[Annotated region listings]
■ ■ ■ ■

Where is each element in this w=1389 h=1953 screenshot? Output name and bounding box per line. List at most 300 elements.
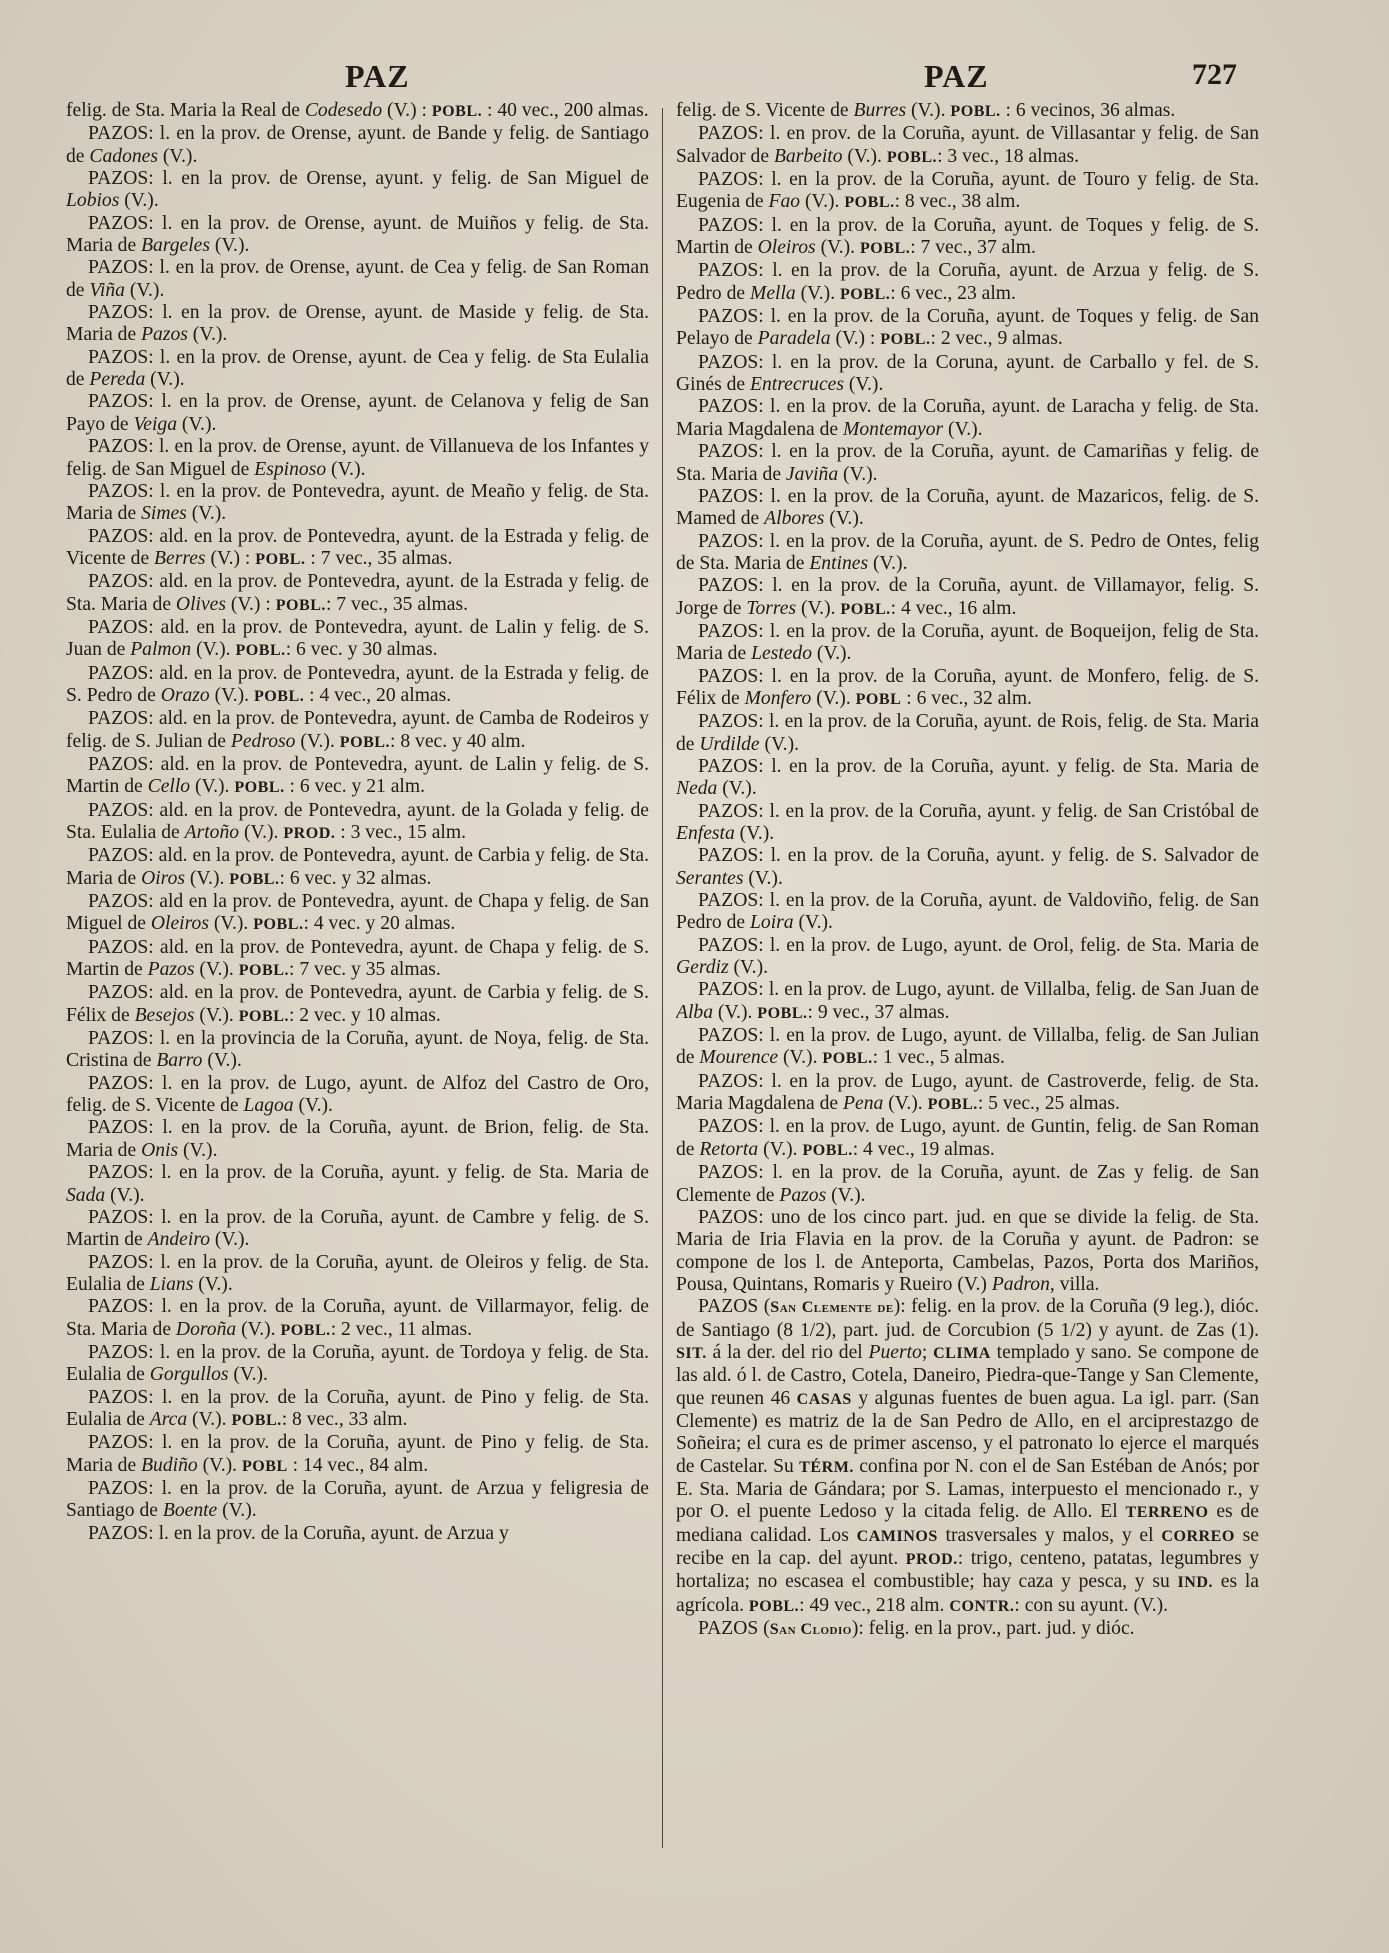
small-caps-label: POBL. [859,240,911,258]
entry-text: PAZOS: l. en la prov. de Pontevedra, ayunt. de Meaño y felig. de Sta. Maria de [66,480,649,525]
dictionary-entry [66,1028,649,1073]
dictionary-entry [676,1162,1259,1207]
entry-text: es de mediana calidad. Los [676,1501,1259,1546]
place-name: Lagoa [243,1095,294,1117]
entry-text: PAZOS: l. en la prov. de la Coruña, ayunt. de Arzua y feligresia de Santiago de [66,1477,649,1522]
dictionary-entry [66,1432,649,1478]
dictionary-entry [66,481,649,526]
place-name: Simes [141,503,187,525]
entry-text: : 3 vec., 18 almas. [937,145,1080,167]
small-caps-label: POBL. [339,733,391,751]
place-name: Oleiros [757,237,816,259]
place-name: Neda [676,778,718,800]
place-name: Oleiros [150,913,209,935]
place-name: Montemayor [843,418,944,440]
entry-text: (V.). [193,1273,233,1295]
entry-text: PAZOS: l. en la prov. de la Coruña, ayunt. de Oleiros y felig. de Sta. Eulalia de [66,1251,649,1295]
entry-text: (V.). [194,959,239,981]
entry-text: (V.). [759,733,800,755]
entry-text: (V.). [796,597,841,619]
place-name: Mella [750,282,796,304]
place-name: Palmon [130,639,192,661]
entry-text: : 8 vec., 38 alm. [894,191,1021,213]
place-name: Torres [746,597,797,619]
small-caps-label: POBL. [280,1321,331,1339]
entry-text: : 4 vec. y 20 almas. [303,913,456,935]
place-name: Pazos [779,1184,827,1206]
entry-text: (V.). [209,684,254,706]
entry-text: (V.). [728,957,768,979]
place-name: Besejos [134,1004,195,1026]
entry-text: PAZOS: l. en la prov. de la Coruña, ayunt. de Camariñas y felig. de Sta. Maria de [676,441,1259,485]
entry-text: ): felig. en la prov., part. jud. y dióc. [851,1618,1135,1640]
dictionary-entry [66,391,649,436]
entry-text: (V.). [217,1500,257,1522]
entry-text: : 2 vec., 11 almas. [330,1318,472,1340]
dictionary-entry [676,352,1259,397]
entry-text: : trigo, centeno, patatas, legumbres y hortaliza; no escasea el combustible; hay caza y pesca, y su [676,1548,1259,1593]
entry-text: PAZOS: l. en la prov. de Lugo, ayunt. de Villalba, felig. de San Julian de [676,1025,1259,1069]
small-caps-label: CASAS [796,1390,852,1408]
dictionary-entry [676,890,1259,935]
entry-text: (V.). [187,1408,232,1430]
dictionary-entry [676,441,1259,486]
dictionary-entry [66,617,649,663]
small-caps-label: POBL. [927,1096,978,1114]
dictionary-entry [676,979,1259,1025]
entry-text: (V.). [795,282,840,304]
entry-text: , villa. [1049,1273,1100,1295]
entry-text: PAZOS: l. en la prov. de la Coruña, ayunt. y felig. de San Cristóbal de [698,800,1259,822]
dictionary-entry [66,1117,649,1162]
entry-text: PAZOS: ald. en la prov. de Pontevedra, ayunt. de Chapa y felig. de S. Martin de [66,936,649,981]
entry-text: PAZOS: l. en la prov. de la Coruña, ayunt. de Brion, felig. de Sta. Maria de [66,1117,649,1161]
entry-text: PAZOS: l. en la prov. de Lugo, ayunt. de Alfoz del Castro de Oro, felig. de S. Vicente de [66,1072,649,1117]
entry-text: (V.). [800,191,845,213]
dictionary-entry [66,302,649,347]
place-name: Doroña [175,1318,237,1340]
dictionary-entry [676,306,1259,352]
entry-text: (V.). [190,776,235,798]
small-caps-label: CONTR. [949,1597,1015,1615]
entry-text: (V.). [177,413,217,435]
entry-text: (V.). [157,145,198,167]
place-name: Alba [676,1001,714,1023]
place-name: Fao [768,191,801,213]
entry-text: PAZOS: l. en la prov. de Orense, ayunt. de Maside y felig. de Sta. Maria de [66,302,649,346]
entry-text: PAZOS: l. en la prov. de la Coruña, ayunt. de Arzua y [88,1522,509,1544]
place-name: Lestedo [751,643,813,665]
entry-text: PAZOS: l. en la prov. de la Coruña, ayunt. de Villamayor, felig. S. Jorge de [676,575,1259,619]
entry-text: PAZOS: l. en la prov. de la Coruña, ayunt. de Pino y felig. de Sta. Maria de [66,1432,649,1476]
entry-text: (V.). [191,639,236,661]
entry-text: (V.). [185,867,230,889]
place-name: Olives [175,593,226,615]
entry-text: PAZOS: l. en la prov. de la Coruña, ayunt. de Monfero, felig. de S. Félix de [676,665,1259,709]
entry-text: (V.). [778,1047,823,1069]
entry-text: (V.). [815,237,860,259]
dictionary-entry [66,1342,649,1387]
dictionary-entry [66,1478,649,1523]
entry-text: (V.). [228,1364,268,1386]
place-name: Burres [853,100,907,121]
dictionary-entry [676,1071,1259,1117]
entry-text: (V.). [124,279,165,301]
place-name: Veiga [133,413,178,435]
entry-text: : con su ayunt. (V.). [1014,1594,1169,1616]
dictionary-entry [66,213,649,258]
entry-text: PAZOS: l. en la prov. de la Coruna, ayunt. de Carballo y fel. de S. Ginés de [676,351,1259,396]
small-caps-label: TERRENO [1125,1504,1209,1522]
place-name: Loira [750,912,794,934]
dictionary-entry [676,486,1259,531]
entry-text: (V.). [105,1184,145,1206]
entry-text: (V.). [186,503,227,525]
place-name: Puerto [868,1341,922,1363]
small-caps-label: CORREO [1161,1527,1235,1545]
dictionary-entry [66,1296,649,1342]
place-name: Cadones [89,145,158,167]
column-divider [662,108,663,1848]
small-caps-label: POBL. [844,194,895,212]
small-caps-label: POBL [241,1457,288,1475]
place-name: Barro [156,1050,203,1072]
entry-text: (V.). [326,458,366,480]
place-name: Monfero [744,687,812,709]
entry-text: : 49 vec., 218 alm. [799,1594,950,1616]
small-caps-label: POBL. [235,642,286,660]
small-caps-label: POBL. [234,779,285,797]
small-caps-label: POBL. [255,550,306,568]
dictionary-entry [676,1207,1259,1296]
small-caps-label: POBL. [840,600,891,618]
entry-text: : 7 vec., 35 almas. [305,547,453,569]
entry-text: (V.). [119,190,159,212]
dictionary-entry [66,982,649,1028]
entry-text: PAZOS: ald. en la prov. de Pontevedra, ayunt. de la Estrada y felig. de S. Pedro de [66,662,649,706]
small-caps-label: POBL. [748,1597,800,1615]
entry-text: PAZOS: ald. en la prov. de Pontevedra, ayunt. de la Estrada y felig. de Sta. Maria de [66,571,649,615]
left-running-title: PAZ [345,58,410,94]
dictionary-entry [66,891,649,937]
entry-text: PAZOS: l. en la prov. de la Coruña, ayunt. de Valdoviño, felig. de San Pedro de [676,890,1259,934]
place-name: Oiros [141,867,185,889]
place-name: Budiño [141,1454,198,1476]
dictionary-entry [676,396,1259,441]
dictionary-entry [66,1252,649,1297]
small-caps-label: POBL. [431,103,483,120]
place-name: Retorta [699,1138,759,1160]
place-name: Urdilde [699,733,760,755]
dictionary-entry [66,1162,649,1207]
dictionary-entry [66,663,649,709]
small-caps-label: POBL. [231,1411,282,1429]
place-name: Andeiro [147,1229,211,1251]
place-name: Pedroso [230,730,296,752]
entry-text: (V.). [843,374,884,396]
entry-text: : 7 vec. y 35 almas. [288,959,441,981]
entry-text: : 9 vec., 37 almas. [807,1001,950,1023]
entry-text: (V.). [838,463,878,485]
entry-text: : 40 vec., 200 almas. [482,100,649,121]
entry-text: felig. de Sta. Maria la Real de [66,100,305,121]
entry-text: (V.). [812,643,852,665]
entry-text: PAZOS: l. en la prov. de la Coruña, ayunt. de Boqueijon, felig de Sta. Maria de [676,620,1259,665]
entry-text: (V.). [758,1138,803,1160]
entry-text: PAZOS: l. en la prov. de la Coruña, ayunt. de Toques y felig. de San Pelayo de [676,306,1259,350]
dictionary-entry [66,571,649,617]
dictionary-entry [66,436,649,481]
small-caps-label: PROD. [283,825,336,842]
dictionary-entry [676,666,1259,712]
entry-text: (V.). [734,823,775,844]
entry-text: (V.). [197,1454,242,1476]
entry-text: (V.). [194,1004,239,1026]
entry-text: (V.). [178,1139,218,1161]
entry-text: (V.). [717,778,757,800]
entry-text: PAZOS: l. en la prov. de Orense, ayunt. de Celanova y felig de San Payo de [66,391,649,435]
dictionary-entry [676,531,1259,576]
right-column [676,100,1259,1945]
place-name: Espinoso [254,458,327,480]
small-caps-label: POBL. [880,331,931,349]
entry-text: PAZOS: l. en la prov. de Orense, ayunt. de Villanueva de los Infantes y felig. de San Miguel de [66,436,649,480]
entry-text: : 6 vec. y 32 almas. [279,867,432,889]
small-caps-label: POBL. [802,1141,853,1159]
place-name: Pazos [141,324,188,346]
entry-text: se recibe en la cap. del ayunt. [676,1524,1259,1569]
place-name: Codesedo [304,100,383,121]
page-number: 727 [1192,58,1237,91]
entry-text: (V.). [906,100,951,121]
dictionary-entry [676,123,1259,169]
entry-text: : 7 vec., 35 almas. [325,593,468,615]
dictionary-entry [66,937,649,983]
dictionary-entry [676,756,1259,801]
entry-text: (V.). [826,1184,866,1206]
dictionary-entry [676,575,1259,621]
entry-text: (V.). [236,1318,281,1340]
entry-text: (V.). [943,418,983,440]
place-name: Sada [66,1184,106,1206]
entry-text: PAZOS: ald. en la prov. de Pontevedra, ayunt. de Carbia y felig. de Sta. Maria de [66,845,649,889]
entry-text: (V.). [187,324,228,346]
entry-text: es la agrícola. [676,1571,1259,1616]
entry-text: PAZOS: uno de los cinco part. jud. en que se divide la felig. de Sta. Maria de Iria Flavia en la prov. de la Coruña y ayunt. de Padron: se compone de los l. de Anteporta, Cambelas, Pazos, Porta dos Mariños, Pousa, Quintans, Romaris y Rueiro (V.) [676,1206,1259,1295]
entry-text: PAZOS: l. en la prov. de Orense, ayunt. de Cea y felig. de Sta Eulalia de [66,346,649,391]
entry-text: PAZOS: ald. en la prov. de Pontevedra, ayunt. de Lalin y felig. de S. Juan de [66,616,649,661]
entry-text: : 4 vec., 19 almas. [852,1138,995,1160]
dictionary-entry [66,123,649,168]
right-running-title: PAZ [924,58,989,94]
place-name: Barbeito [773,145,843,167]
dictionary-entry [66,1387,649,1433]
entry-text: PAZOS ( [698,1296,771,1318]
entry-text: confina por N. con el de San Estéban de Anós; por E. Sta. Maria de Gándara; por S. Lamas, interpuesto el mencionado r., y por O. el puente Ledoso y la citada felig. de Allo. El [676,1455,1259,1523]
entry-text: : 5 vec., 25 almas. [977,1093,1120,1115]
entry-text: : 8 vec. y 40 alm. [390,730,526,752]
entry-text: PAZOS: l. en la prov. de la Coruña, ayunt. de Touro y felig. de Sta. Eugenia de [676,169,1259,213]
entry-text: PAZOS: l. en la prov. de Lugo, ayunt. de Guntin, felig. de San Roman de [676,1116,1259,1160]
entry-text: PAZOS: l. en prov. de la Coruña, ayunt. de Villasantar y felig. de San Salvador de [676,123,1259,167]
place-name: Orazo [160,684,210,706]
entry-text: : 3 vec., 15 alm. [335,822,466,843]
dictionary-entry [66,347,649,392]
dictionary-entry [676,621,1259,666]
entry-text: PAZOS: l. en la prov. de la Coruña, ayunt. de Mazaricos, felig. de S. Mamed de [676,485,1259,530]
entry-text: (V.). [842,145,887,167]
place-name: Albores [764,508,825,530]
small-caps-label: PROD. [905,1551,958,1568]
entry-text: PAZOS: l. en la prov. de la Coruña, ayunt. de Zas y felig. de San Clemente de [676,1162,1259,1206]
entry-text: (V.). [811,687,856,709]
small-caps-label: IND. [1177,1574,1214,1592]
page-header [0,58,1389,98]
dictionary-entry [676,711,1259,756]
small-caps-label: San Clemente de [770,1299,894,1317]
small-caps-label: CAMINOS [856,1527,938,1545]
entry-text: (V.). [293,1095,333,1117]
small-caps-label: CLIMA [933,1344,991,1362]
dictionary-entry [66,168,649,213]
dictionary-entry [676,801,1259,846]
entry-text: PAZOS: l. en la prov. de Lugo, ayunt. de Villalba, felig. de San Juan de [698,979,1259,1001]
dictionary-entry [676,935,1259,980]
small-caps-label: POBL. [253,916,304,934]
entry-text: : 8 vec., 33 alm. [281,1408,408,1430]
entry-text: : 6 vec., 23 alm. [890,282,1016,304]
dictionary-entry [676,1116,1259,1162]
entry-text: PAZOS: l. en la prov. de la Coruña, ayunt. de Toques y felig. de S. Martin de [676,214,1259,259]
entry-text: PAZOS ( [698,1618,770,1640]
dictionary-entry [676,1296,1259,1618]
entry-text: PAZOS: ald. en la prov. de Pontevedra, ayunt. de la Golada y felig. de Sta. Eulalia de [66,799,649,843]
place-name: Gerdiz [676,957,729,979]
place-name: Bargeles [141,235,211,257]
small-caps-label: San Clodio [769,1621,852,1639]
entry-text: (V.) : [205,547,256,569]
place-name: Serantes [676,867,744,889]
dictionary-entry [676,1618,1259,1641]
entry-text: PAZOS: ald. en la prov. de Pontevedra, ayunt. de Lalin y felig. de S. Martin de [66,753,649,798]
entry-text: PAZOS: l. en la prov. de Orense, ayunt. de Muiños y felig. de Sta. Maria de [66,212,649,257]
place-name: Lobios [66,190,120,212]
place-name: Arca [149,1408,188,1430]
small-caps-label: POBL [855,690,902,708]
small-caps-label: POBL. [229,870,280,888]
entry-text: : 6 vec., 32 alm. [901,687,1032,709]
entry-text: PAZOS: l. en la prov. de la Coruña, ayunt. y felig. de S. Salvador de [698,845,1259,867]
small-caps-label: POBL. [238,962,289,980]
entry-text: : 4 vec., 16 alm. [890,597,1017,619]
small-caps-label: POBL. [757,1004,808,1022]
entry-text: PAZOS: ald en la prov. de Pontevedra, ayunt. de Chapa y felig. de San Miguel de [66,891,649,935]
small-caps-label: POBL. [275,596,326,614]
entry-text: (V.) : [382,100,432,121]
place-name: Paradela [757,328,831,350]
entry-text: : 6 vecinos, 36 almas. [1000,100,1176,121]
entry-text: PAZOS: l. en la prov. de la Coruña, ayunt. de Cambre y felig. de S. Martin de [66,1206,649,1251]
entry-text: : 2 vec. y 10 almas. [288,1004,441,1026]
place-name: Pena [843,1093,884,1115]
entry-text: y algunas fuentes de buen agua. La igl. parr. (San Clemente) es matriz de la de San Pedro de Allo, en el arciprestazgo de Soñeira; el cura es de primer ascenso, y el patronato lo ejerce el marqués de Castelar. Su [676,1387,1259,1477]
entry-text: PAZOS: l. en la prov. de la Coruña, ayunt. de Laracha y felig. de Sta. Maria Magdalena de [676,396,1259,440]
entry-text: : 6 vec. y 21 alm. [284,776,425,798]
entry-text: : 7 vec., 37 alm. [910,237,1036,259]
dictionary-entry [66,754,649,800]
dictionary-entry [66,1207,649,1252]
small-caps-label: POBL. [822,1050,873,1068]
small-caps-label: SIT. [676,1344,707,1362]
entry-text: : 4 vec., 20 almas. [304,684,452,706]
entry-text: (V.) : [225,593,276,615]
entry-text: PAZOS: l. en la prov. de la Coruña, ayunt. de Villarmayor, felig. de Sta. Maria de [66,1296,649,1340]
entry-text: (V.). [868,552,908,574]
entry-text: : 14 vec., 84 alm. [287,1454,429,1476]
place-name: Entrecruces [750,374,844,396]
entry-text: PAZOS: l. en la prov. de la Coruña, ayunt. de S. Pedro de Ontes, felig de Sta. Maria de [676,530,1259,574]
entry-text: : 1 vec., 5 almas. [872,1047,1005,1069]
place-name: Mourence [699,1047,779,1069]
place-name: Padron [991,1273,1050,1295]
dictionary-entry [66,1073,649,1118]
place-name: Lians [149,1273,194,1295]
small-caps-label: TÉRM. [799,1458,854,1476]
left-column [66,100,649,1945]
dictionary-entry [676,260,1259,306]
place-name: Onis [141,1139,179,1161]
entry-text: PAZOS: l. en la prov. de Orense, ayunt. de Cea y felig. de San Roman de [66,257,649,301]
entry-text: PAZOS: l. en la prov. de Orense, ayunt. y felig. de San Miguel de [88,168,649,190]
small-caps-label: POBL. [238,1007,289,1025]
entry-text: PAZOS: ald. en la prov. de Pontevedra, ayunt. de Carbia y felig. de S. Félix de [66,982,649,1026]
small-caps-label: POBL. [253,687,305,705]
dictionary-entry [66,526,649,572]
small-caps-label: POBL. [950,103,1001,120]
entry-text: PAZOS: l. en la provincia de la Coruña, ayunt. de Noya, felig. de Sta. Cristina de [66,1028,649,1072]
entry-text: felig. de S. Vicente de [676,100,854,121]
entry-text: PAZOS: l. en la prov. de la Coruña, ayunt. y felig. de Sta. Maria de [698,755,1259,777]
entry-text: (V.). [202,1050,242,1072]
entry-text: PAZOS: l. en la prov. de la Coruña, ayunt. de Tordoya y felig. de Sta. Eulalia de [66,1341,649,1386]
entry-text: : 6 vec. y 30 almas. [285,639,438,661]
entry-text: (V.). [793,912,833,934]
entry-text: : 2 vec., 9 almas. [930,328,1063,350]
place-name: Pazos [147,959,195,981]
place-name: Javiña [785,463,839,485]
entry-text: á la der. del rio del [706,1341,869,1363]
entry-text: trasversales y malos, y el [937,1524,1162,1546]
entry-text: ; [921,1341,934,1363]
entry-text: ): felig. en la prov. de la Coruña (9 leg.), dióc. de Santiago (8 1/2), part. jud. de Corcubion (5 1/2) y ayunt. de Zas (1). [676,1296,1259,1341]
place-name: Berres [154,547,206,569]
dictionary-entry [66,845,649,891]
dictionary-entry [66,100,649,123]
dictionary-entry [676,169,1259,215]
dictionary-entry [66,257,649,302]
entry-text: (V.). [824,508,864,530]
entry-text: (V.). [295,730,340,752]
dictionary-entry [676,100,1259,123]
dictionary-entry [676,215,1259,261]
dictionary-entry [66,708,649,754]
entry-text: PAZOS: l. en la prov. de la Coruña, ayunt. de Pino y felig. de Sta. Eulalia de [66,1386,649,1430]
entry-text: PAZOS: l. en la prov. de la Coruña, ayunt. de Arzua y felig. de S. Pedro de [676,260,1259,304]
entry-text: PAZOS: l. en la prov. de la Coruña, ayunt. y felig. de Sta. Maria de [88,1162,649,1184]
entry-text: PAZOS: l. en la prov. de Lugo, ayunt. de Castroverde, felig. de Sta. Maria Magdalena de [676,1070,1259,1115]
entry-text: (V.). [210,1229,250,1251]
dictionary-entry [66,800,649,846]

■ ■ ■ ■

Written problem: How many lines of the material contain the word "Santiago"? Reply with the number alone.

Exercise answer: 2